Written problem:
Rewrite the rows below, changing every "expand-arrow-icon" to "expand-chevron-icon" and leaving everything else as it is.

Supplied records:

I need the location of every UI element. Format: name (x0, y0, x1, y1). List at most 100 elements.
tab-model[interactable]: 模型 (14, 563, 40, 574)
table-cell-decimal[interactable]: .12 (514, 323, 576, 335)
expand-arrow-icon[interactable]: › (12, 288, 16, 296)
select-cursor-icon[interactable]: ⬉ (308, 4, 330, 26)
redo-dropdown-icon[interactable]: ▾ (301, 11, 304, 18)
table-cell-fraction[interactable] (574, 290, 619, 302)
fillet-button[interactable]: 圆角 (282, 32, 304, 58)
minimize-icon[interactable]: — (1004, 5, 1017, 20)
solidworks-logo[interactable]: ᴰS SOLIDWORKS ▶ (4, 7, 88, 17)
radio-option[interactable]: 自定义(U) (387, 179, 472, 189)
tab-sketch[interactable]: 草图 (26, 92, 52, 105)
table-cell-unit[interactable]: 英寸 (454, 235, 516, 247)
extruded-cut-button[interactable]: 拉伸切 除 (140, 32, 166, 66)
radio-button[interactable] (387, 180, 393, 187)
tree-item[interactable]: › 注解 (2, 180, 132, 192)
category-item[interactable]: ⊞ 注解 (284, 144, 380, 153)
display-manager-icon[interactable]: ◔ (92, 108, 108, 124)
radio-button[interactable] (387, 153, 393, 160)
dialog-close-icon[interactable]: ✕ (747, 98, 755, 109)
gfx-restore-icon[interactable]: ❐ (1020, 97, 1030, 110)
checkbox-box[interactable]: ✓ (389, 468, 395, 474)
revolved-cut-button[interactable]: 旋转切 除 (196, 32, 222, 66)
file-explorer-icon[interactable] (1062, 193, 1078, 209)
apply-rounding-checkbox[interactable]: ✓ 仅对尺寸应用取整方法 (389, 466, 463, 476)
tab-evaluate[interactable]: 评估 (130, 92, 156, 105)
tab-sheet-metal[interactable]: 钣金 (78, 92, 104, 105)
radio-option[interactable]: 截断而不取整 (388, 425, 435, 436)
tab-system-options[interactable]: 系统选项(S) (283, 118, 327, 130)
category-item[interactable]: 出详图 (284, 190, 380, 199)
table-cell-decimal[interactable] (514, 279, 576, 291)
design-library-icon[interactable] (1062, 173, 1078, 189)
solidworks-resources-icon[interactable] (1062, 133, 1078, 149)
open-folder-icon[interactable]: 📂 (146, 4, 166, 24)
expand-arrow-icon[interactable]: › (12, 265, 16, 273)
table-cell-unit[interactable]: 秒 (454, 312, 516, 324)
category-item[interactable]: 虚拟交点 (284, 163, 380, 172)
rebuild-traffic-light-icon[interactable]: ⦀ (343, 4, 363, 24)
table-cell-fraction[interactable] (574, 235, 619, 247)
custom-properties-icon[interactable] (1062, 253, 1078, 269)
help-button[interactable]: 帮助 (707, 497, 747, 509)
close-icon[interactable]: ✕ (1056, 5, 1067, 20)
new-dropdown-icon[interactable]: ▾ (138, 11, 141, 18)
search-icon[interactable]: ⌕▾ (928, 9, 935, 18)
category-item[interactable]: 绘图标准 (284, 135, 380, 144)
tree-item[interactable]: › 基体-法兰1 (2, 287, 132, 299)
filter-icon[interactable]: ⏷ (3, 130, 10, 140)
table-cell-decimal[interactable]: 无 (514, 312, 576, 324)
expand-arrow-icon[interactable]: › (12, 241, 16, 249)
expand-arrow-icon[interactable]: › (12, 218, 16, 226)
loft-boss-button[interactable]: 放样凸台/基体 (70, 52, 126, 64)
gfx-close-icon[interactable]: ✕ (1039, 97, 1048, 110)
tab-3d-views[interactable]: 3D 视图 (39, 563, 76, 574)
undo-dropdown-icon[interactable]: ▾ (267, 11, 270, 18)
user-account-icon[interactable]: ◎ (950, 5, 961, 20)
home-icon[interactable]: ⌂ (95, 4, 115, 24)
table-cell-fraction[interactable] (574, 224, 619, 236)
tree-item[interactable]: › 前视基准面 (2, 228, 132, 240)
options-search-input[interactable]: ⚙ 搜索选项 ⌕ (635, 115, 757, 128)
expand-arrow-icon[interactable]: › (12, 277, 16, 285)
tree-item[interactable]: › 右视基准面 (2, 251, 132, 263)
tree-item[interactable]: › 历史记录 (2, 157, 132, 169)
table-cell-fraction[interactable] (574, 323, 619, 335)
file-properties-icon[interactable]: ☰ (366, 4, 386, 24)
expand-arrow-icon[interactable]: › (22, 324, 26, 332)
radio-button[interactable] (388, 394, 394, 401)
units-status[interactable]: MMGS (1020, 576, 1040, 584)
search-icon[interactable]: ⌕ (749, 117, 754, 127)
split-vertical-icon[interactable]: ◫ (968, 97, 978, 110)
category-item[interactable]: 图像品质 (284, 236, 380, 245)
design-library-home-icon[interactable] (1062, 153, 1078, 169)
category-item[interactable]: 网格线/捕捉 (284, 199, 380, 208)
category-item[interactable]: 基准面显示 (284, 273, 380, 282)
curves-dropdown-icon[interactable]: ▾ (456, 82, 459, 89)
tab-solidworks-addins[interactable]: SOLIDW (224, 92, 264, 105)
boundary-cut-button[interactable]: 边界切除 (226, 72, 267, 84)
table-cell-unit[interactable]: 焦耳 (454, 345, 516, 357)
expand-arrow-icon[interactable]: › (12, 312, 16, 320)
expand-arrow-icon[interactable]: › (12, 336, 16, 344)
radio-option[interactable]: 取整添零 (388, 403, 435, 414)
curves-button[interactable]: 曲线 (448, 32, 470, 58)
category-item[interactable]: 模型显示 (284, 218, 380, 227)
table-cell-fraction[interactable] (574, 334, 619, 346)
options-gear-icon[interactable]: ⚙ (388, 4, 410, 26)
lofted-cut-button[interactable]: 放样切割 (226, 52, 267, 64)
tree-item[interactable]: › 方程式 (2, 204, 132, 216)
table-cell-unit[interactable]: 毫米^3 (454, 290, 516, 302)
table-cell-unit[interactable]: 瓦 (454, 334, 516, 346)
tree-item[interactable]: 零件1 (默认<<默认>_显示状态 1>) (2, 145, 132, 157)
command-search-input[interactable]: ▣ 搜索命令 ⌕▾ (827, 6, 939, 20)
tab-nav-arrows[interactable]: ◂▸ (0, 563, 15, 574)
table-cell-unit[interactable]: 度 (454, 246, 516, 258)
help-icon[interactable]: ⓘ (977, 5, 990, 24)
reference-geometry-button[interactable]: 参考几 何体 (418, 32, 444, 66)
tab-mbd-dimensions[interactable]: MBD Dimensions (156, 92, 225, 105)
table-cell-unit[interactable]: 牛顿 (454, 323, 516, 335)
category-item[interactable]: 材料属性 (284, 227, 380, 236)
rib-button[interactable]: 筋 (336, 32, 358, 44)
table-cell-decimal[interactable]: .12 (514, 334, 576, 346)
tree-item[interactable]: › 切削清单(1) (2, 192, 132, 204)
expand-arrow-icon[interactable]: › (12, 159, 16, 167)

Response:
I need the location of every UI element. Format: name (x0, y0, x1, y1). List at most 100 elements.
tab-model[interactable]: 模型 (14, 563, 40, 574)
table-cell-decimal[interactable]: .12 (514, 323, 576, 335)
expand-chevron-icon[interactable]: › (12, 288, 16, 296)
select-cursor-icon[interactable]: ⬉ (308, 4, 330, 26)
redo-dropdown-icon[interactable]: ▾ (301, 11, 304, 18)
table-cell-fraction[interactable] (574, 290, 619, 302)
fillet-button[interactable]: 圆角 (282, 32, 304, 58)
minimize-icon[interactable]: — (1004, 5, 1017, 20)
solidworks-logo[interactable]: ᴰS SOLIDWORKS ▶ (4, 7, 88, 17)
radio-option[interactable]: 自定义(U) (387, 179, 472, 189)
tab-sketch[interactable]: 草图 (26, 92, 52, 105)
table-cell-unit[interactable]: 英寸 (454, 235, 516, 247)
extruded-cut-button[interactable]: 拉伸切 除 (140, 32, 166, 66)
radio-button[interactable] (387, 180, 393, 187)
tree-item[interactable]: › 注解 (2, 180, 132, 192)
category-item[interactable]: ⊞ 注解 (284, 144, 380, 153)
display-manager-icon[interactable]: ◔ (92, 108, 108, 124)
radio-button[interactable] (387, 153, 393, 160)
dialog-close-icon[interactable]: ✕ (747, 98, 755, 109)
gfx-restore-icon[interactable]: ❐ (1020, 97, 1030, 110)
checkbox-box[interactable]: ✓ (389, 468, 395, 474)
revolved-cut-button[interactable]: 旋转切 除 (196, 32, 222, 66)
file-explorer-icon[interactable] (1062, 193, 1078, 209)
apply-rounding-checkbox[interactable]: ✓ 仅对尺寸应用取整方法 (389, 466, 463, 476)
tab-evaluate[interactable]: 评估 (130, 92, 156, 105)
tab-sheet-metal[interactable]: 钣金 (78, 92, 104, 105)
radio-option[interactable]: 截断而不取整 (388, 425, 435, 436)
tab-system-options[interactable]: 系统选项(S) (283, 118, 327, 130)
category-item[interactable]: 出详图 (284, 190, 380, 199)
table-cell-decimal[interactable] (514, 279, 576, 291)
design-library-icon[interactable] (1062, 173, 1078, 189)
solidworks-resources-icon[interactable] (1062, 133, 1078, 149)
open-folder-icon[interactable]: 📂 (146, 4, 166, 24)
expand-chevron-icon[interactable]: › (12, 265, 16, 273)
table-cell-unit[interactable]: 秒 (454, 312, 516, 324)
category-item[interactable]: 虚拟交点 (284, 163, 380, 172)
rebuild-traffic-light-icon[interactable]: ⦀ (343, 4, 363, 24)
table-cell-fraction[interactable] (574, 235, 619, 247)
custom-properties-icon[interactable] (1062, 253, 1078, 269)
help-button[interactable]: 帮助 (707, 497, 747, 509)
close-icon[interactable]: ✕ (1056, 5, 1067, 20)
new-dropdown-icon[interactable]: ▾ (138, 11, 141, 18)
search-icon[interactable]: ⌕▾ (928, 9, 935, 18)
category-item[interactable]: 绘图标准 (284, 135, 380, 144)
tree-item[interactable]: › 基体-法兰1 (2, 287, 132, 299)
filter-icon[interactable]: ⏷ (3, 130, 10, 140)
table-cell-decimal[interactable]: 无 (514, 312, 576, 324)
expand-chevron-icon[interactable]: › (12, 241, 16, 249)
expand-chevron-icon[interactable]: › (12, 218, 16, 226)
loft-boss-button[interactable]: 放样凸台/基体 (70, 52, 126, 64)
gfx-close-icon[interactable]: ✕ (1039, 97, 1048, 110)
tab-3d-views[interactable]: 3D 视图 (39, 563, 76, 574)
undo-dropdown-icon[interactable]: ▾ (267, 11, 270, 18)
user-account-icon[interactable]: ◎ (950, 5, 961, 20)
home-icon[interactable]: ⌂ (95, 4, 115, 24)
table-cell-fraction[interactable] (574, 224, 619, 236)
tree-item[interactable]: › 前视基准面 (2, 228, 132, 240)
options-search-input[interactable]: ⚙ 搜索选项 ⌕ (635, 115, 757, 128)
expand-chevron-icon[interactable]: › (12, 277, 16, 285)
tree-item[interactable]: › 右视基准面 (2, 251, 132, 263)
tree-item[interactable]: › 历史记录 (2, 157, 132, 169)
table-cell-fraction[interactable] (574, 323, 619, 335)
file-properties-icon[interactable]: ☰ (366, 4, 386, 24)
expand-chevron-icon[interactable]: › (22, 324, 26, 332)
radio-button[interactable] (388, 394, 394, 401)
units-status[interactable]: MMGS (1020, 576, 1040, 584)
search-icon[interactable]: ⌕ (749, 117, 754, 127)
split-vertical-icon[interactable]: ◫ (968, 97, 978, 110)
category-item[interactable]: 图像品质 (284, 236, 380, 245)
design-library-home-icon[interactable] (1062, 153, 1078, 169)
category-item[interactable]: 网格线/捕捉 (284, 199, 380, 208)
category-item[interactable]: 基准面显示 (284, 273, 380, 282)
curves-dropdown-icon[interactable]: ▾ (456, 82, 459, 89)
tab-solidworks-addins[interactable]: SOLIDW (224, 92, 264, 105)
boundary-cut-button[interactable]: 边界切除 (226, 72, 267, 84)
table-cell-unit[interactable]: 焦耳 (454, 345, 516, 357)
expand-chevron-icon[interactable]: › (12, 312, 16, 320)
expand-chevron-icon[interactable]: › (12, 336, 16, 344)
radio-option[interactable]: 取整添零 (388, 403, 435, 414)
curves-button[interactable]: 曲线 (448, 32, 470, 58)
category-item[interactable]: 模型显示 (284, 218, 380, 227)
table-cell-fraction[interactable] (574, 334, 619, 346)
options-gear-icon[interactable]: ⚙ (388, 4, 410, 26)
lofted-cut-button[interactable]: 放样切割 (226, 52, 267, 64)
tree-item[interactable]: › 方程式 (2, 204, 132, 216)
table-cell-unit[interactable]: 毫米^3 (454, 290, 516, 302)
table-cell-unit[interactable]: 瓦 (454, 334, 516, 346)
tree-item[interactable]: 零件1 (默认<<默认>_显示状态 1>) (2, 145, 132, 157)
command-search-input[interactable]: ▣ 搜索命令 ⌕▾ (827, 6, 939, 20)
tab-nav-arrows[interactable]: ◂▸ (0, 563, 15, 574)
table-cell-unit[interactable]: 度 (454, 246, 516, 258)
help-icon[interactable]: ⓘ (977, 5, 990, 24)
reference-geometry-button[interactable]: 参考几 何体 (418, 32, 444, 66)
tab-mbd-dimensions[interactable]: MBD Dimensions (156, 92, 225, 105)
table-cell-unit[interactable]: 牛顿 (454, 323, 516, 335)
category-item[interactable]: 材料属性 (284, 227, 380, 236)
rib-button[interactable]: 筋 (336, 32, 358, 44)
table-cell-decimal[interactable]: .12 (514, 334, 576, 346)
tree-item[interactable]: › 切削清单(1) (2, 192, 132, 204)
expand-chevron-icon[interactable]: › (12, 159, 16, 167)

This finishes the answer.